(begin)

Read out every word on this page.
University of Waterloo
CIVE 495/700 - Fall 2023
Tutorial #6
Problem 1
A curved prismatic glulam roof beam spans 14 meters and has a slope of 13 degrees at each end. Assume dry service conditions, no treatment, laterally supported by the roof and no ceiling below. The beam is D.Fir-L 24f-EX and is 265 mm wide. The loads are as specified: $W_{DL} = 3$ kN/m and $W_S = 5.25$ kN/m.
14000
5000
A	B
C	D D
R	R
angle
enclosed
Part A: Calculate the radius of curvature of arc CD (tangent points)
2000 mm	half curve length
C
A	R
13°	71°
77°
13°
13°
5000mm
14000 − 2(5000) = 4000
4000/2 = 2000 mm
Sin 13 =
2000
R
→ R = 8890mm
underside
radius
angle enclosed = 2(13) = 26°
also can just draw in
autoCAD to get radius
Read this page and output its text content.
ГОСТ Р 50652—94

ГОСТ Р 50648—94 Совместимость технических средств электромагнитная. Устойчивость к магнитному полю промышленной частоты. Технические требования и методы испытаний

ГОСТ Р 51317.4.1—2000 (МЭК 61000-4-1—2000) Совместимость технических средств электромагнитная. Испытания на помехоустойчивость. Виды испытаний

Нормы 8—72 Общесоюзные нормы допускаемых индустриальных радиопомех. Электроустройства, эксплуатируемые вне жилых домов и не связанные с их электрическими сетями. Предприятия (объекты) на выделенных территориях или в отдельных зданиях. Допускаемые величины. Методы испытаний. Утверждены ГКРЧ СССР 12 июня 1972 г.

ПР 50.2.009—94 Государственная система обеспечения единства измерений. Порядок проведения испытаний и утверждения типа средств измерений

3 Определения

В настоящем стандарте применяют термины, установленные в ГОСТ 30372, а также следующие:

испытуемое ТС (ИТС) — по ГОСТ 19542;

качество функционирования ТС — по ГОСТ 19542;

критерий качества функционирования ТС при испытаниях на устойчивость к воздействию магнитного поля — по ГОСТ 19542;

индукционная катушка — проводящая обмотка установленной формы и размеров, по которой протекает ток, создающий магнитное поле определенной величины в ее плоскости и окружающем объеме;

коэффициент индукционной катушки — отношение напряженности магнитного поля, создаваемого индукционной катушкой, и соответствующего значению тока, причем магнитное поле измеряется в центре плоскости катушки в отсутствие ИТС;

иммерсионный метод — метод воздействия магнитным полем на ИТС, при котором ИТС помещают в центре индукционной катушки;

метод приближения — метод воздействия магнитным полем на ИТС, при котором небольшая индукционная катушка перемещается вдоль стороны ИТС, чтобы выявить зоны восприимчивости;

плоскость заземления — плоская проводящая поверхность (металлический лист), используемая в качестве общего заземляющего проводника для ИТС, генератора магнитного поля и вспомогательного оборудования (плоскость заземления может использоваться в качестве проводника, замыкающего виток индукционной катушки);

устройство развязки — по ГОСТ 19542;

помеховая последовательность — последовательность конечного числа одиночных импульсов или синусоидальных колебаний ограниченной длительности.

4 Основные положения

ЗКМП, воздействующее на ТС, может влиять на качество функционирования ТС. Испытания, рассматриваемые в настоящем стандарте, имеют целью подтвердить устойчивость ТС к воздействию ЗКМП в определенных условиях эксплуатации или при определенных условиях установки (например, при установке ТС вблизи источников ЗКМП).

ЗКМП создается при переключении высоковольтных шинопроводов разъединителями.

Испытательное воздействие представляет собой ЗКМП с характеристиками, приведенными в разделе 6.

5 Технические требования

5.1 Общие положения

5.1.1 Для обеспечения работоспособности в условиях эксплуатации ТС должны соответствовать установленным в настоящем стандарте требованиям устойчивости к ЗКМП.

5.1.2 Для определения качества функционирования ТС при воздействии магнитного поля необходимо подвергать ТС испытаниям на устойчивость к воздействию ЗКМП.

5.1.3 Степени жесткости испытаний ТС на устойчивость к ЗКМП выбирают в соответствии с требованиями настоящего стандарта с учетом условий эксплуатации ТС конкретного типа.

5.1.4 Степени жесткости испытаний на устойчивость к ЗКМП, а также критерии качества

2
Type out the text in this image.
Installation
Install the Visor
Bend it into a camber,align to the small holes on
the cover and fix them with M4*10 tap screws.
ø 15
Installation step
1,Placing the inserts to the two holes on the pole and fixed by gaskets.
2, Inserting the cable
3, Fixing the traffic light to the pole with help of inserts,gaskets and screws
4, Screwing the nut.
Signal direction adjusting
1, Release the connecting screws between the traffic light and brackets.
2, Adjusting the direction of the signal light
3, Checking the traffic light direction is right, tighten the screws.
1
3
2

(end)

> **Exercise requirements**
Repeat every entry word for word.

> **Task response**
Read out every word on this page.
University of Waterloo
CIVE 495/700 - Fall 2023
Tutorial #6
Problem 1
A curved prismatic glulam roof beam spans 14 meters and has a slope of 13 degrees at each end. Assume dry service conditions, no treatment, laterally supported by the roof and no ceiling below. The beam is D.Fir-L 24f-EX and is 265 mm wide. The loads are as specified: $W_{DL} = 3$ kN/m and $W_S = 5.25$ kN/m.
14000
5000
A	B
C	D D
R	R
angle
enclosed
Part A: Calculate the radius of curvature of arc CD (tangent points)
2000 mm	half curve length
C
A	R
13°	71°
77°
13°
13°
5000mm
14000 − 2(5000) = 4000
4000/2 = 2000 mm
Sin 13 =
2000
R
→ R = 8890mm
underside
radius
angle enclosed = 2(13) = 26°
also can just draw in
autoCAD to get radius
Read this page and output its text content.
ГОСТ Р 50652—94

ГОСТ Р 50648—94 Совместимость технических средств электромагнитная. Устойчивость к магнитному полю промышленной частоты. Технические требования и методы испытаний

ГОСТ Р 51317.4.1—2000 (МЭК 61000-4-1—2000) Совместимость технических средств электромагнитная. Испытания на помехоустойчивость. Виды испытаний

Нормы 8—72 Общесоюзные нормы допускаемых индустриальных радиопомех. Электроустройства, эксплуатируемые вне жилых домов и не связанные с их электрическими сетями. Предприятия (объекты) на выделенных территориях или в отдельных зданиях. Допускаемые величины. Методы испытаний. Утверждены ГКРЧ СССР 12 июня 1972 г.

ПР 50.2.009—94 Государственная система обеспечения единства измерений. Порядок проведения испытаний и утверждения типа средств измерений

3 Определения

В настоящем стандарте применяют термины, установленные в ГОСТ 30372, а также следующие:

испытуемое ТС (ИТС) — по ГОСТ 19542;

качество функционирования ТС — по ГОСТ 19542;

критерий качества функционирования ТС при испытаниях на устойчивость к воздействию магнитного поля — по ГОСТ 19542;

индукционная катушка — проводящая обмотка установленной формы и размеров, по которой протекает ток, создающий магнитное поле определенной величины в ее плоскости и окружающем объеме;

коэффициент индукционной катушки — отношение напряженности магнитного поля, создаваемого индукционной катушкой, и соответствующего значению тока, причем магнитное поле измеряется в центре плоскости катушки в отсутствие ИТС;

иммерсионный метод — метод воздействия магнитным полем на ИТС, при котором ИТС помещают в центре индукционной катушки;

метод приближения — метод воздействия магнитным полем на ИТС, при котором небольшая индукционная катушка перемещается вдоль стороны ИТС, чтобы выявить зоны восприимчивости;

плоскость заземления — плоская проводящая поверхность (металлический лист), используемая в качестве общего заземляющего проводника для ИТС, генератора магнитного поля и вспомогательного оборудования (плоскость заземления может использоваться в качестве проводника, замыкающего виток индукционной катушки);

устройство развязки — по ГОСТ 19542;

помеховая последовательность — последовательность конечного числа одиночных импульсов или синусоидальных колебаний ограниченной длительности.

4 Основные положения

ЗКМП, воздействующее на ТС, может влиять на качество функционирования ТС. Испытания, рассматриваемые в настоящем стандарте, имеют целью подтвердить устойчивость ТС к воздействию ЗКМП в определенных условиях эксплуатации или при определенных условиях установки (например, при установке ТС вблизи источников ЗКМП).

ЗКМП создается при переключении высоковольтных шинопроводов разъединителями.

Испытательное воздействие представляет собой ЗКМП с характеристиками, приведенными в разделе 6.

5 Технические требования

5.1 Общие положения

5.1.1 Для обеспечения работоспособности в условиях эксплуатации ТС должны соответствовать установленным в настоящем стандарте требованиям устойчивости к ЗКМП.

5.1.2 Для определения качества функционирования ТС при воздействии магнитного поля необходимо подвергать ТС испытаниям на устойчивость к воздействию ЗКМП.

5.1.3 Степени жесткости испытаний ТС на устойчивость к ЗКМП выбирают в соответствии с требованиями настоящего стандарта с учетом условий эксплуатации ТС конкретного типа.

5.1.4 Степени жесткости испытаний на устойчивость к ЗКМП, а также критерии качества

2
Type out the text in this image.
Installation
Install the Visor
Bend it into a camber,align to the small holes on
the cover and fix them with M4*10 tap screws.
ø 15
Installation step
1,Placing the inserts to the two holes on the pole and fixed by gaskets.
2, Inserting the cable
3, Fixing the traffic light to the pole with help of inserts,gaskets and screws
4, Screwing the nut.
Signal direction adjusting
1, Release the connecting screws between the traffic light and brackets.
2, Adjusting the direction of the signal light
3, Checking the traffic light direction is right, tighten the screws.
1
3
2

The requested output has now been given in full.